[Written problem] Gather all lines from the material that contain "this".

--- Start of Input rows ---

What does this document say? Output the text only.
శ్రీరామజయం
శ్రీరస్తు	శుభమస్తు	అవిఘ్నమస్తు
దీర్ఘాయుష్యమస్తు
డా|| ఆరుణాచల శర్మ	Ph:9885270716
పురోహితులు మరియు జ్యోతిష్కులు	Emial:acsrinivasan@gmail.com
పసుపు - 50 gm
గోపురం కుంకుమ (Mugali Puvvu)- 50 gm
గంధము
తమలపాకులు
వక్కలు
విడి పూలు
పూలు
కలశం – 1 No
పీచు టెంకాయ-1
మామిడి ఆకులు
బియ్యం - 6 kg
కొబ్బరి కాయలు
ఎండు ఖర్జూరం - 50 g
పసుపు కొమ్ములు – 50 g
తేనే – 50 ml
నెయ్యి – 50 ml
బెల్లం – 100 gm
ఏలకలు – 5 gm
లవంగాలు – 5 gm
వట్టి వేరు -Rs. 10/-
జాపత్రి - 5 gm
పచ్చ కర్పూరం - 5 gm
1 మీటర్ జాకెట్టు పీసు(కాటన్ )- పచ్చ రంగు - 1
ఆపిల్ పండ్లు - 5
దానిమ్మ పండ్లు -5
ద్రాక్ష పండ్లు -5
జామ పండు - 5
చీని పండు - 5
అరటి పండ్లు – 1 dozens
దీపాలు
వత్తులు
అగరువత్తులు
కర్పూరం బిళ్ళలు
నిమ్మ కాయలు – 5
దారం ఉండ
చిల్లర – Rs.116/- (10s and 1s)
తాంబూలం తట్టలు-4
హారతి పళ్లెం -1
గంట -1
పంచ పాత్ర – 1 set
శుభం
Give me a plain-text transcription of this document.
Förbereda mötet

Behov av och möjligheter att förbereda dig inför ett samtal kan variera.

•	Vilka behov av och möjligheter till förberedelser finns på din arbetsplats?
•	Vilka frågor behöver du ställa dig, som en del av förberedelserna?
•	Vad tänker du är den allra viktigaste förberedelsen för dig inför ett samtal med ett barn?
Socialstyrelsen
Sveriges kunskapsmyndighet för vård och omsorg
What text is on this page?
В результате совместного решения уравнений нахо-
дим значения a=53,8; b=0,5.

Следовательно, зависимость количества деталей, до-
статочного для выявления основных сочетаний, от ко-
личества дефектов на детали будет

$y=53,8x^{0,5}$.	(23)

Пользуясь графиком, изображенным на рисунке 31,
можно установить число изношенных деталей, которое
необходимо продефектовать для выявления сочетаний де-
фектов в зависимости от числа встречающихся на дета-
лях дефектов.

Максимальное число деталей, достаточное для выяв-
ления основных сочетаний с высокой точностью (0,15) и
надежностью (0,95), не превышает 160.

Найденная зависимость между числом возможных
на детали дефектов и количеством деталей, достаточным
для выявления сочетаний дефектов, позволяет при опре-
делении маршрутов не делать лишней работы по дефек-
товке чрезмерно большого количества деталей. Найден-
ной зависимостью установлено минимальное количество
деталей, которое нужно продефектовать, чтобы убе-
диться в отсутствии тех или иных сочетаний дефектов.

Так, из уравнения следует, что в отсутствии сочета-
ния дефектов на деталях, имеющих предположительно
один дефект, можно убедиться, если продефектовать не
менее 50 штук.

--- End of Input rows ---

[Problem solution]
What does this document say? Output the text only.
Give me a plain-text transcription of this document.
What text is on this page?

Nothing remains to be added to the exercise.